*WHAT THE TASK REQUIRES*:
Read the listing below and copy out every line that holds "Patient".

# START OF SUPPLIED MATERIAL

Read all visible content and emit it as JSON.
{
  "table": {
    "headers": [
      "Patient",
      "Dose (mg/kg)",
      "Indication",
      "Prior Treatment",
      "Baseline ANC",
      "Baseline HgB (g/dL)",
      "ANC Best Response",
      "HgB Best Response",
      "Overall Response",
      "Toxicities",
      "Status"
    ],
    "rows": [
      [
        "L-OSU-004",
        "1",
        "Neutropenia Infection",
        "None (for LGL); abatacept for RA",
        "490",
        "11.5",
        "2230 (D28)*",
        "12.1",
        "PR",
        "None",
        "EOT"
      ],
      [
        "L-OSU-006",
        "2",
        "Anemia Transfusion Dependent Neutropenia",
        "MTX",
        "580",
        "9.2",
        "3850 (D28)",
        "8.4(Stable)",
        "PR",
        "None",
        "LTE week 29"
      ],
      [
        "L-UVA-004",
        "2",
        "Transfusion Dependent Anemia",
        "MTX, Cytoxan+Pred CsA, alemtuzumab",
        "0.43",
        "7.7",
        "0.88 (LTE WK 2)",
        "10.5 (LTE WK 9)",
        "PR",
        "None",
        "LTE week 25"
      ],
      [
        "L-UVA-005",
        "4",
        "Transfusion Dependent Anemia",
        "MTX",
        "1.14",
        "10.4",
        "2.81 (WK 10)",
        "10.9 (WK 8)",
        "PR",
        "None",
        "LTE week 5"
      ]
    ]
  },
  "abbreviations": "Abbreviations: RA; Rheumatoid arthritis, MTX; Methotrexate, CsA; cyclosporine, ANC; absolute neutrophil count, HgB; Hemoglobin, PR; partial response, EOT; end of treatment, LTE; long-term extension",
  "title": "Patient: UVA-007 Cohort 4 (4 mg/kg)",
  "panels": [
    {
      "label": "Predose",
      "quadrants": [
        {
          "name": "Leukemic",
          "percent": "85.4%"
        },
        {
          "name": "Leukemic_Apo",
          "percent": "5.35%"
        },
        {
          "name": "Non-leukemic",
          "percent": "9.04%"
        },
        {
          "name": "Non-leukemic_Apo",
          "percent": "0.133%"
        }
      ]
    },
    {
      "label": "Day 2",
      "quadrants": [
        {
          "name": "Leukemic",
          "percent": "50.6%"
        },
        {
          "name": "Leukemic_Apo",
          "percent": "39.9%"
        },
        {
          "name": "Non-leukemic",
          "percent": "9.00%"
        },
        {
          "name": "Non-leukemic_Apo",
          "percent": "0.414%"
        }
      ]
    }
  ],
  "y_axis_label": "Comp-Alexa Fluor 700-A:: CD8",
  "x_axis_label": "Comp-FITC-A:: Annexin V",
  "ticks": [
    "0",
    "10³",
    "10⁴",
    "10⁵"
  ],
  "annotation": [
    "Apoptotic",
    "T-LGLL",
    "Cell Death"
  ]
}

# END OF SUPPLIED MATERIAL

*CORRECT ANSWER*:
      "Patient",
  "title": "Patient: UVA-007 Cohort 4 (4 mg/kg)",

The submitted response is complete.